Search the data below for the word "this" and copy each line that holds it.

### THE DATA
***

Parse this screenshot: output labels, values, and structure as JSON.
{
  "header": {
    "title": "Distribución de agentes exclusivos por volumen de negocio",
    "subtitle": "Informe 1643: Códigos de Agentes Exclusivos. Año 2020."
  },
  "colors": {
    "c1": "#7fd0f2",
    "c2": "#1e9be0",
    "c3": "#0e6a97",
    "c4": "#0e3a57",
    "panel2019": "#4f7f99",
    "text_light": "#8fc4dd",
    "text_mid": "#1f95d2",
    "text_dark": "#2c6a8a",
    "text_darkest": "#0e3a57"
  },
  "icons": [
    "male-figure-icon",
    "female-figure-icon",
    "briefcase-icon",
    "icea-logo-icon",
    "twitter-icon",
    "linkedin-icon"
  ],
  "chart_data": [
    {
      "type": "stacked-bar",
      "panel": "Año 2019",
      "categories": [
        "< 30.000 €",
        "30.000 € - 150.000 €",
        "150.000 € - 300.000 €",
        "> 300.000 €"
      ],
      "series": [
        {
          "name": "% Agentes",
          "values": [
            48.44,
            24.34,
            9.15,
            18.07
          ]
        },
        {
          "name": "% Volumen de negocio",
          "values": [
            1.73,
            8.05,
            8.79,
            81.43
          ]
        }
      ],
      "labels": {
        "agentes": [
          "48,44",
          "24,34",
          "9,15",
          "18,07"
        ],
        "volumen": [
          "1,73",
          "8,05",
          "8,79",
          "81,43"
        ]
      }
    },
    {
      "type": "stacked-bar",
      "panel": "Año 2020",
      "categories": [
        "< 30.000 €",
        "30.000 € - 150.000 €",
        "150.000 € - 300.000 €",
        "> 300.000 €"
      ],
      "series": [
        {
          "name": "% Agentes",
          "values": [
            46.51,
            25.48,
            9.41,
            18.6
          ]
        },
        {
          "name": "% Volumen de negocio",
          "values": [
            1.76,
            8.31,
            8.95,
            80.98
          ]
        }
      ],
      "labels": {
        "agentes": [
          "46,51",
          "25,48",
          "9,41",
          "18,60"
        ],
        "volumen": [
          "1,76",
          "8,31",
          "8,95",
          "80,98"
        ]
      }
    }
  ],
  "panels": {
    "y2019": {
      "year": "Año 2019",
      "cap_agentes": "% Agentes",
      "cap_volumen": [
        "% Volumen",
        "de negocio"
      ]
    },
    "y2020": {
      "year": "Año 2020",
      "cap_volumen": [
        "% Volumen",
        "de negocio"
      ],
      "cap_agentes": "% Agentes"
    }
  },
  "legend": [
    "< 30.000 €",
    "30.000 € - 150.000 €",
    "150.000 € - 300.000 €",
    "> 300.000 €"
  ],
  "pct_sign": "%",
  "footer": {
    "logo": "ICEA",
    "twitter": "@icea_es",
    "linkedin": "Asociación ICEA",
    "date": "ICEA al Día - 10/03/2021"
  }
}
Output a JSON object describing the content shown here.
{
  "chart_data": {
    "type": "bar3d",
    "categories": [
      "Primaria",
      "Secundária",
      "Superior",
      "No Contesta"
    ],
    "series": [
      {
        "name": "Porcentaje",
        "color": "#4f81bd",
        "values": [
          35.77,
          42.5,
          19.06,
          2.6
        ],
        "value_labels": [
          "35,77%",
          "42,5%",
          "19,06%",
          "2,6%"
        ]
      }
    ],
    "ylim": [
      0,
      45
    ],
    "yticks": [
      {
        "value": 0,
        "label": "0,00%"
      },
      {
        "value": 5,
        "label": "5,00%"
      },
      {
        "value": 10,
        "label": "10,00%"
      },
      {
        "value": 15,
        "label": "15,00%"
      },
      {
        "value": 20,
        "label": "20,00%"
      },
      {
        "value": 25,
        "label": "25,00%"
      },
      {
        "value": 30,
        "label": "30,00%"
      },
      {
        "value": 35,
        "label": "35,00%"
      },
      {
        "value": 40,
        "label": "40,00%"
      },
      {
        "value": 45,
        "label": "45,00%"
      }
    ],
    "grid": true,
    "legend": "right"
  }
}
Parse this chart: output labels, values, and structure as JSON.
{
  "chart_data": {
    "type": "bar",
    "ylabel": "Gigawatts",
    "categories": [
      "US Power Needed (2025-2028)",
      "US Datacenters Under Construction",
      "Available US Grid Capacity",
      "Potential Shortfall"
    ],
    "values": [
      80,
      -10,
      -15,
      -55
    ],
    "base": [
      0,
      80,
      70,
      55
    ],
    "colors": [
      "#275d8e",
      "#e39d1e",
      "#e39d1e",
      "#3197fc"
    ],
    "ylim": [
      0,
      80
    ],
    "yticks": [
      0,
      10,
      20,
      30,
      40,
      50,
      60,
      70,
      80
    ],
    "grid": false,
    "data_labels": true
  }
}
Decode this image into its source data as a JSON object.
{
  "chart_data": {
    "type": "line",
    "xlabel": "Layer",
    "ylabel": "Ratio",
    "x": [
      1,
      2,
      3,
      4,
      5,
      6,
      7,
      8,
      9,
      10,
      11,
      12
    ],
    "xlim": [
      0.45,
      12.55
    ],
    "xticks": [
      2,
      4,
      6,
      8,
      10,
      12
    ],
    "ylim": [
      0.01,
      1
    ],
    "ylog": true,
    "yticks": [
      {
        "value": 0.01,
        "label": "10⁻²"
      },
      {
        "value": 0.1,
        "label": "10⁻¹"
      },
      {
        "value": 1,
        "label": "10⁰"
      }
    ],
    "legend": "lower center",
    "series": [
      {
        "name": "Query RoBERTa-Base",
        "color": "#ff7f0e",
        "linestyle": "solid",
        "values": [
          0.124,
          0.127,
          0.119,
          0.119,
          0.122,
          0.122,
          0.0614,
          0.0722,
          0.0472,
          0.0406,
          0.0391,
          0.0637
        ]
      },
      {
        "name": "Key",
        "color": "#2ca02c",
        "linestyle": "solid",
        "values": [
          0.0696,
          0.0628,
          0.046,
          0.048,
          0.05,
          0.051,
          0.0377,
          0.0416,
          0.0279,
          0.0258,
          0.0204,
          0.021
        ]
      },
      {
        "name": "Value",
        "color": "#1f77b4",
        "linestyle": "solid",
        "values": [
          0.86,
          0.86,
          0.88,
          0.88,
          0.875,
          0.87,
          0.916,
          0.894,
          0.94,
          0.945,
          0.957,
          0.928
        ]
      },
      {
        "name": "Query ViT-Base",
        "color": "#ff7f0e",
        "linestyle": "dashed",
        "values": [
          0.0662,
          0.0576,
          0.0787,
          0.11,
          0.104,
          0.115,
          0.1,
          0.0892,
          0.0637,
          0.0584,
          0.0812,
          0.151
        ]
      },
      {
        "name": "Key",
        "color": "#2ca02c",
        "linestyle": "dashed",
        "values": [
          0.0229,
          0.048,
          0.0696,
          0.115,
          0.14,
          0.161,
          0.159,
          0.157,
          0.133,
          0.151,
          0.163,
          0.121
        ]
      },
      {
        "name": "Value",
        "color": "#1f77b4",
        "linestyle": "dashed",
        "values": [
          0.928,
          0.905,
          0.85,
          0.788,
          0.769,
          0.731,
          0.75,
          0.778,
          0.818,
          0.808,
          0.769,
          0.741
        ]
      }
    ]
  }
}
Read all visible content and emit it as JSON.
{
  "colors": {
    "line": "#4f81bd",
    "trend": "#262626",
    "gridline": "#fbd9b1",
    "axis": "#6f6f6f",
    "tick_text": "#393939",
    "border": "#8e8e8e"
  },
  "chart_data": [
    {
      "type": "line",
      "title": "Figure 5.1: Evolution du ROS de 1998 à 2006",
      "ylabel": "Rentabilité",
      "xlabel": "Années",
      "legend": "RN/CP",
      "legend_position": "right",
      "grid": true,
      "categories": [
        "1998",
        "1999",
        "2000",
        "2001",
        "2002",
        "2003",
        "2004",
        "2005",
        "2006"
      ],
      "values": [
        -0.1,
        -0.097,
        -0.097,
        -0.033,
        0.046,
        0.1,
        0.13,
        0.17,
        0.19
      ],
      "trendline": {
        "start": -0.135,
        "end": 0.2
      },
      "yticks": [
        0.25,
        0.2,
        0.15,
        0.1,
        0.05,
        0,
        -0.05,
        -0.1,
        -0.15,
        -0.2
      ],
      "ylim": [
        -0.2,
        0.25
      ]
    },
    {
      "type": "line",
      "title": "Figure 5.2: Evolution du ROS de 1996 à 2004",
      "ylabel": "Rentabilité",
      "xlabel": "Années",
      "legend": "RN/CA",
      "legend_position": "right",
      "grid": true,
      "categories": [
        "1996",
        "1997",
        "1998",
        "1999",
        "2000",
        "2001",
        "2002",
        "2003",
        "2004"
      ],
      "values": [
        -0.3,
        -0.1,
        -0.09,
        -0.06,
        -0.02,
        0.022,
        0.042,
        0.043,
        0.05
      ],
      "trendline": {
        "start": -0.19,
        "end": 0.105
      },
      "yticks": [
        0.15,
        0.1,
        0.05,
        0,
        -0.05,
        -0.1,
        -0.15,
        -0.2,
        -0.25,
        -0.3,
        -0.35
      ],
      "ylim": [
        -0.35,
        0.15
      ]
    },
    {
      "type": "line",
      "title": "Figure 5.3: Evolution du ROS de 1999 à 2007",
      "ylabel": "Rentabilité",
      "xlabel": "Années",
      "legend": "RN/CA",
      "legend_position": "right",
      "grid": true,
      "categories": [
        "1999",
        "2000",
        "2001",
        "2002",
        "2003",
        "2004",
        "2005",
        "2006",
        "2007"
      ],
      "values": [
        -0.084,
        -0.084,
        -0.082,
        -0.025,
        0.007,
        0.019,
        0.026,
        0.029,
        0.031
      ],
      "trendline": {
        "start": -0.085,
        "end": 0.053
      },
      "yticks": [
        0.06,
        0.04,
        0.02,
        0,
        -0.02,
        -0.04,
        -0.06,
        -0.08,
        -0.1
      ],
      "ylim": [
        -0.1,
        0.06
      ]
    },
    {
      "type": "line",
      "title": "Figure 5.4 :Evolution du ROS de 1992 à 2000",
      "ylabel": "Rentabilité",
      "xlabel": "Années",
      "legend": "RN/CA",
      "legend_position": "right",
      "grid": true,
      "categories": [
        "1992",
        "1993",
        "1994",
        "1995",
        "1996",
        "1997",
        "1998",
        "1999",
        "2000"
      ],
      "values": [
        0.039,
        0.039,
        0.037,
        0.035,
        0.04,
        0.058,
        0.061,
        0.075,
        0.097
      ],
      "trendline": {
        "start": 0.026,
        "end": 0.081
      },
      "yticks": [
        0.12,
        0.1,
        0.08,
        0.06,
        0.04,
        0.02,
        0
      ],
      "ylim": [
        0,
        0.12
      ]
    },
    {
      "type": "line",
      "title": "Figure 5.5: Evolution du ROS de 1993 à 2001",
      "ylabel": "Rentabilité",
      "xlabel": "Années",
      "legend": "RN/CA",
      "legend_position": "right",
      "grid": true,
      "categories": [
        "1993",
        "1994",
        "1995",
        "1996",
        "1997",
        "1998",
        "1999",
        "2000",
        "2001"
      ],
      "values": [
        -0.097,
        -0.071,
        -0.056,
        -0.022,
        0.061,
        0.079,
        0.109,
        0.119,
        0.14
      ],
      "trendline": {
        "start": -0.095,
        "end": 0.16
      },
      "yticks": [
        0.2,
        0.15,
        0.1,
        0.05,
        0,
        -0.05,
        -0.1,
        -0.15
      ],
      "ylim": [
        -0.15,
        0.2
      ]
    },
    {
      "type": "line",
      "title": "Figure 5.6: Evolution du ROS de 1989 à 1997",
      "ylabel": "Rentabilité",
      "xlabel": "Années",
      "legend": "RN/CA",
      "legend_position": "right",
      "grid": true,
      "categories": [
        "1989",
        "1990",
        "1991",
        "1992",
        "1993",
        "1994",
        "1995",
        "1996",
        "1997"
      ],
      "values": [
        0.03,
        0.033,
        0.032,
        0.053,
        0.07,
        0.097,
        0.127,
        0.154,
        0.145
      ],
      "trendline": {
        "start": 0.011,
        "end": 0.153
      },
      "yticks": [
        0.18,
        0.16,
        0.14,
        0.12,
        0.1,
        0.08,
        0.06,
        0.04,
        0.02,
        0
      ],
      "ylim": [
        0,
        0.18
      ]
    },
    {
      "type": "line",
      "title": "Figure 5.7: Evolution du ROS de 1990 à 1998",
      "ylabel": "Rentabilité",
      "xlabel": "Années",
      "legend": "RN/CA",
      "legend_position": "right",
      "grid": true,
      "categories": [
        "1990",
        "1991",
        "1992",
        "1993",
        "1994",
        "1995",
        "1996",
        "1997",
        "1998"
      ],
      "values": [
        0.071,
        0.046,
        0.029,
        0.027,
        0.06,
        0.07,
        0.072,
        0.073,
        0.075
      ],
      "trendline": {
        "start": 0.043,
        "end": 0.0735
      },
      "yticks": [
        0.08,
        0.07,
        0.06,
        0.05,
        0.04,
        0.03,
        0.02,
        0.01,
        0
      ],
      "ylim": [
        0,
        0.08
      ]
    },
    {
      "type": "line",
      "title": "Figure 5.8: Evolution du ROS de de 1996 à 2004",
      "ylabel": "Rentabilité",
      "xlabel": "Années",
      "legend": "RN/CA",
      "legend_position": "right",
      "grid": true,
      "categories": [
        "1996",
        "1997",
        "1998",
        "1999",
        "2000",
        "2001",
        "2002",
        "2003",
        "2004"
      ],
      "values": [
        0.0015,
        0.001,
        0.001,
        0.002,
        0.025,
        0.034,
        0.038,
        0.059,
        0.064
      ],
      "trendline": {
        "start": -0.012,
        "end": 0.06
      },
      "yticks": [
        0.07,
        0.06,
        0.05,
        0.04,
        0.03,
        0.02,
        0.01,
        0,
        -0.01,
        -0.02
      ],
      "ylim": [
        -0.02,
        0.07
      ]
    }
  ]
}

***

### COMPLETE ANSWER
Parse this screenshot: output labels, values, and structure as JSON.
Parse this chart: output labels, values, and structure as JSON.
Decode this image into its source data as a JSON object.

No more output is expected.